What the exercise asks » Provide a single number: the count of lines containing the string "práticas".

(Dataset entries)
──────────

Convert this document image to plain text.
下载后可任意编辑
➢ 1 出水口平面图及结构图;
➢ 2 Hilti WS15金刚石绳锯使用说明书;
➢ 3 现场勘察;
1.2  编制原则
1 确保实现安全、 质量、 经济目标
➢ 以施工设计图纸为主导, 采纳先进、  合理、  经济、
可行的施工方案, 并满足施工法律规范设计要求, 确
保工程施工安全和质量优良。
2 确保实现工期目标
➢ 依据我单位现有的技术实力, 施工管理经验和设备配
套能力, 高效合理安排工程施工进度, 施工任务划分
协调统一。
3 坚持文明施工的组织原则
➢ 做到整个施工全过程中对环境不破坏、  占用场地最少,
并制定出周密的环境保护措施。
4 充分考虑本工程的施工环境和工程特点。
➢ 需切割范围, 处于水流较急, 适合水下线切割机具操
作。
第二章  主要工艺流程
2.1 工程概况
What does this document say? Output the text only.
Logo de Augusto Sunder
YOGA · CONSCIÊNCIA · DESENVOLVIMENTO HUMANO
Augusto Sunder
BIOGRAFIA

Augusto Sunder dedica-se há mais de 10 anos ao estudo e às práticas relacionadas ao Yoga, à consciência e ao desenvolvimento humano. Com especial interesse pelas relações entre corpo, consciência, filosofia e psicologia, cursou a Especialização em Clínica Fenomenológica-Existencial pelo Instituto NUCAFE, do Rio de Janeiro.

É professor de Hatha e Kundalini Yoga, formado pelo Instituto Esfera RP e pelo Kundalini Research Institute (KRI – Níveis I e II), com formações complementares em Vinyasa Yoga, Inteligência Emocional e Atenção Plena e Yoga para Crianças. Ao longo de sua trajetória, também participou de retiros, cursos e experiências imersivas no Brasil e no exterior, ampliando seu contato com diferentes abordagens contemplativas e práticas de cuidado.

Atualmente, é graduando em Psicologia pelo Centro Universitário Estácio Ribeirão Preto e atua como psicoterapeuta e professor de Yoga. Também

──────────

Response to this task » 2